_Exercise:_ Every line holding the string "olivplantering" should be copied out of the listing.

══════

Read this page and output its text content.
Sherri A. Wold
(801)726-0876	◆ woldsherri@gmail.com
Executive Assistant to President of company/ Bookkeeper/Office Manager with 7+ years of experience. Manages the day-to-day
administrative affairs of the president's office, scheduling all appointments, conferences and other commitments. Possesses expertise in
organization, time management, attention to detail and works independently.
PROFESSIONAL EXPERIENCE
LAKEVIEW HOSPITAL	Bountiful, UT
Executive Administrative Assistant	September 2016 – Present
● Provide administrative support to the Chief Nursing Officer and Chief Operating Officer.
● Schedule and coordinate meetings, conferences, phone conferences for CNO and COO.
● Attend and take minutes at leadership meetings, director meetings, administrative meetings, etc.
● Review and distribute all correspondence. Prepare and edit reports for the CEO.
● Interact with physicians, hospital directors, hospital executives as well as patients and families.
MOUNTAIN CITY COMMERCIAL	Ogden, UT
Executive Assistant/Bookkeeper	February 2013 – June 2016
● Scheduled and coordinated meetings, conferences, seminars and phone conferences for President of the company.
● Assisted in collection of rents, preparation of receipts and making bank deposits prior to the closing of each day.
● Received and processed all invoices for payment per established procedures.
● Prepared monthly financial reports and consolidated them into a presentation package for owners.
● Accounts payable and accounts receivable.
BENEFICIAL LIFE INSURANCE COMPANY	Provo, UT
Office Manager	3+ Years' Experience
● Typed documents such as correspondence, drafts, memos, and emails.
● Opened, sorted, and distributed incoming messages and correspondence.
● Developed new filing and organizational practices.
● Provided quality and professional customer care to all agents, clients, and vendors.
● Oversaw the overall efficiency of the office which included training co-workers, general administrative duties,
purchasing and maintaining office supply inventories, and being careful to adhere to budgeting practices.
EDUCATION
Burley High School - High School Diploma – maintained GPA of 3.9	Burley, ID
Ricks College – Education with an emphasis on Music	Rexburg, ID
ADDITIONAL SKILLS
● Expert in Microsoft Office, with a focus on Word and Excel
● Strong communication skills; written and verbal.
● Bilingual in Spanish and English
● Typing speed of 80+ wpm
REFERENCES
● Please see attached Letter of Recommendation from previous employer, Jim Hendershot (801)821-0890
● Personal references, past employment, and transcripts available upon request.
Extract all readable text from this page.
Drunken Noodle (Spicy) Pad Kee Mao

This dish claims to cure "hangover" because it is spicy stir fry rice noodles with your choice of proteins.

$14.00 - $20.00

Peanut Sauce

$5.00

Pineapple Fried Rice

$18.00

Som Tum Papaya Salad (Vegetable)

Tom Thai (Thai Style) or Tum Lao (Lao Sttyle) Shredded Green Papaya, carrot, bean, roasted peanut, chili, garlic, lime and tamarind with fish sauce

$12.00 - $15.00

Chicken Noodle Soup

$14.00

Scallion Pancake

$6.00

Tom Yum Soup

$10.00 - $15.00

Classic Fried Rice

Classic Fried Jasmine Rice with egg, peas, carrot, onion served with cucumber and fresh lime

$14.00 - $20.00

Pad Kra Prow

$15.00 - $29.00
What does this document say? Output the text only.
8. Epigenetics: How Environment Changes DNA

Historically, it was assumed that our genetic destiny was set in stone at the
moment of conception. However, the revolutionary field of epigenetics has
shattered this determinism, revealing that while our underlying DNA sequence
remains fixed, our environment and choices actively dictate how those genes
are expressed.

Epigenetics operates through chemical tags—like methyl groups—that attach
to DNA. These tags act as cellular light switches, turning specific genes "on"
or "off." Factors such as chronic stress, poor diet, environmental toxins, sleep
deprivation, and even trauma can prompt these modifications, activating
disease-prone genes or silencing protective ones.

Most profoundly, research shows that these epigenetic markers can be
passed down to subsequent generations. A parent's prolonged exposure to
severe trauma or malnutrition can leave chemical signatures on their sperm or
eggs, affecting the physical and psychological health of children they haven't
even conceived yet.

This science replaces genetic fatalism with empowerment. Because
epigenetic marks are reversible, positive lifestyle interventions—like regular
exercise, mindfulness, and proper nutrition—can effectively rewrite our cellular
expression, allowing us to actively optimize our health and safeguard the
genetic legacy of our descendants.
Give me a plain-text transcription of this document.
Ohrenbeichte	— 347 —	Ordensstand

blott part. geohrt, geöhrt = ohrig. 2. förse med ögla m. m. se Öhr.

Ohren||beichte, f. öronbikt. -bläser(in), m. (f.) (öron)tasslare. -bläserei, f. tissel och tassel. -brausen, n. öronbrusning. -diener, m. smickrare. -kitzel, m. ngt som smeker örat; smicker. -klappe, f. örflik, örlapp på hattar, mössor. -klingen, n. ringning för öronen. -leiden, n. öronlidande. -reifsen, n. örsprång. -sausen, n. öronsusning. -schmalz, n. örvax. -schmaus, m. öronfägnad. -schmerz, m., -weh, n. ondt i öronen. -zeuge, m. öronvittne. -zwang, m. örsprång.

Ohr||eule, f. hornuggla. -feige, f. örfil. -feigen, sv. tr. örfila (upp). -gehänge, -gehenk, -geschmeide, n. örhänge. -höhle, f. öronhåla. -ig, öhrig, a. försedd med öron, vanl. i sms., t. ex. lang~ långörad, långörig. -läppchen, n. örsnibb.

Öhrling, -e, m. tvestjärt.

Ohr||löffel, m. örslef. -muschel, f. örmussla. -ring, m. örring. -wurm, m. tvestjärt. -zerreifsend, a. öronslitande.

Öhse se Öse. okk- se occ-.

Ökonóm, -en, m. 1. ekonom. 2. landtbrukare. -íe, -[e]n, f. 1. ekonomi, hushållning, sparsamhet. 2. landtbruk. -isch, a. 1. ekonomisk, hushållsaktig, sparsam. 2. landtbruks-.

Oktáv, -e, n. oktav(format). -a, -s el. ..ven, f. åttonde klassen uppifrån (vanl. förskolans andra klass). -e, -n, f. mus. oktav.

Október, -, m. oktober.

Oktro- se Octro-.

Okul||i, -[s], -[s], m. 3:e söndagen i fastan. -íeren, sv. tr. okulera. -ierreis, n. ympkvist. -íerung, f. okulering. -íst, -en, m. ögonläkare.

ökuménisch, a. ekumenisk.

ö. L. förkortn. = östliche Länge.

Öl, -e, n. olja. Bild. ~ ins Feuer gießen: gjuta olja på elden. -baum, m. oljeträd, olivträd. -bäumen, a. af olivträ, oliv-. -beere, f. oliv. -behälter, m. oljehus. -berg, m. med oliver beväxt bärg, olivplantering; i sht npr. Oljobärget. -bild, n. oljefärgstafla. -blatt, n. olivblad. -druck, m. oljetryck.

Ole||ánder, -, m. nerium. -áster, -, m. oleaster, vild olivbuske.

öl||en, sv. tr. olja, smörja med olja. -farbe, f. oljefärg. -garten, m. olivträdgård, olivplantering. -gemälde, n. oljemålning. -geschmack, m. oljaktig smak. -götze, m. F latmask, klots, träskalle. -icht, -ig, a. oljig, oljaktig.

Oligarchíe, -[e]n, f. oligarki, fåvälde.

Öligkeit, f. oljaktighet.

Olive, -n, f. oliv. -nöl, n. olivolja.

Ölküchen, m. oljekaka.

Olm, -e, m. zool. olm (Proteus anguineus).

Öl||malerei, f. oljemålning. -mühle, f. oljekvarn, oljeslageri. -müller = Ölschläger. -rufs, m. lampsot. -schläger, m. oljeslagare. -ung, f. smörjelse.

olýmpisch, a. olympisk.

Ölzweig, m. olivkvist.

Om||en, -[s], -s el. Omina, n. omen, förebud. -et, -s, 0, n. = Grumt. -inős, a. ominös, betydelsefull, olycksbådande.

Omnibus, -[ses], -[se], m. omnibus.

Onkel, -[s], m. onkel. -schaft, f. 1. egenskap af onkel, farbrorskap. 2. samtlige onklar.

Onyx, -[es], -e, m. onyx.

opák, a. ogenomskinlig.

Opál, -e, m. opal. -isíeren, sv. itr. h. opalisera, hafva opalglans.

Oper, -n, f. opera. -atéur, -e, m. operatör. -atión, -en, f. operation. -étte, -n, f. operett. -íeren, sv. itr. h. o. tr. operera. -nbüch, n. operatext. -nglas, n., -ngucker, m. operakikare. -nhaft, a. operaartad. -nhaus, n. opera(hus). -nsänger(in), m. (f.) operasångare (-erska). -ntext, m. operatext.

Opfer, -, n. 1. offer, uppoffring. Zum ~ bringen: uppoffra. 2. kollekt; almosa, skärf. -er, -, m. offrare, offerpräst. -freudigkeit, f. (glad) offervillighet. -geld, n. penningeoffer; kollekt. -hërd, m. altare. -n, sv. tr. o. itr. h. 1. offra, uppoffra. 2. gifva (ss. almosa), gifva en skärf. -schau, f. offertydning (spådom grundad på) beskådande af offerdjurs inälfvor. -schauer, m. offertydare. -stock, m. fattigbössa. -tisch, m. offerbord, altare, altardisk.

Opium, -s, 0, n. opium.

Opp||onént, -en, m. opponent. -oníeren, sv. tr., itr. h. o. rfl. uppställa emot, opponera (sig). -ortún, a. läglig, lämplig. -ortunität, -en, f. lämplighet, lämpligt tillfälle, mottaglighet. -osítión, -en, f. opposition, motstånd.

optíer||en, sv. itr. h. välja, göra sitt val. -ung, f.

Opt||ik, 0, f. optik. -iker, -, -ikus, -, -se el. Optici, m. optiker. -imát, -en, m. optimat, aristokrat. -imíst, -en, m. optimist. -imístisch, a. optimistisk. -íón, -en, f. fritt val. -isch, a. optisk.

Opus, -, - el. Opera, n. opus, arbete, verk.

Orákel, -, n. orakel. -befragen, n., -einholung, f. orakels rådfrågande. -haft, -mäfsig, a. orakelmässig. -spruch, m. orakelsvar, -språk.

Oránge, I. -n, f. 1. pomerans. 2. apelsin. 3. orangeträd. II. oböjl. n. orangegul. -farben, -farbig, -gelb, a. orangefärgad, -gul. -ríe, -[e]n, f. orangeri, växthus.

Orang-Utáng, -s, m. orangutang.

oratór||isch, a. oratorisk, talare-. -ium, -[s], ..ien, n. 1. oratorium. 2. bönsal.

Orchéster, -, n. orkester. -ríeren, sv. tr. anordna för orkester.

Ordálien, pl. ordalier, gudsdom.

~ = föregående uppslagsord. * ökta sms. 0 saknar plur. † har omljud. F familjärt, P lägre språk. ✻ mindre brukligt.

══════

_Response box:_
Öl, -e, n. olja. Bild. ~ ins Feuer gießen: gjuta olja på elden. -baum, m. oljeträd, olivträd. -bäumen, a. af olivträ, oliv-. -beere, f. oliv. -behälter, m. oljehus. -berg, m. med oliver beväxt bärg, olivplantering; i sht npr. Oljobärget. -bild, n. oljefärgstafla. -blatt, n. olivblad. -druck, m. oljetryck.
öl||en, sv. tr. olja, smörja med olja. -farbe, f. oljefärg. -garten, m. olivträdgård, olivplantering. -gemälde, n. oljemålning. -geschmack, m. oljaktig smak. -götze, m. F latmask, klots, träskalle. -icht, -ig, a. oljig, oljaktig.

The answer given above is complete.